## OBJECTIVE
Give the listing again in full, exactly as written.

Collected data
* * * * *

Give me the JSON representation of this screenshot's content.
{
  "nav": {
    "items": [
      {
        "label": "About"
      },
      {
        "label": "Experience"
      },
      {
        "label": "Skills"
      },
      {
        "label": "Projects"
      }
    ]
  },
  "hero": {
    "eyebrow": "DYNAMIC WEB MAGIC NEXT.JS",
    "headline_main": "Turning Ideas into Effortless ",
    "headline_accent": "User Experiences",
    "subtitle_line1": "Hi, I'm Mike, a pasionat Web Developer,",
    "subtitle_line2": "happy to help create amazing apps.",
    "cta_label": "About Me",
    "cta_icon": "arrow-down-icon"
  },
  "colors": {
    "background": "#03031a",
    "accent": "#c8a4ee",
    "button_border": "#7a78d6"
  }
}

* * * * *

## COMPLETED EXERCISE
Give me the JSON representation of this screenshot's content.
{
  "nav": {
    "items": [
      {
        "label": "About"
      },
      {
        "label": "Experience"
      },
      {
        "label": "Skills"
      },
      {
        "label": "Projects"
      }
    ]
  },
  "hero": {
    "eyebrow": "DYNAMIC WEB MAGIC NEXT.JS",
    "headline_main": "Turning Ideas into Effortless ",
    "headline_accent": "User Experiences",
    "subtitle_line1": "Hi, I'm Mike, a pasionat Web Developer,",
    "subtitle_line2": "happy to help create amazing apps.",
    "cta_label": "About Me",
    "cta_icon": "arrow-down-icon"
  },
  "colors": {
    "background": "#03031a",
    "accent": "#c8a4ee",
    "button_border": "#7a78d6"
  }
}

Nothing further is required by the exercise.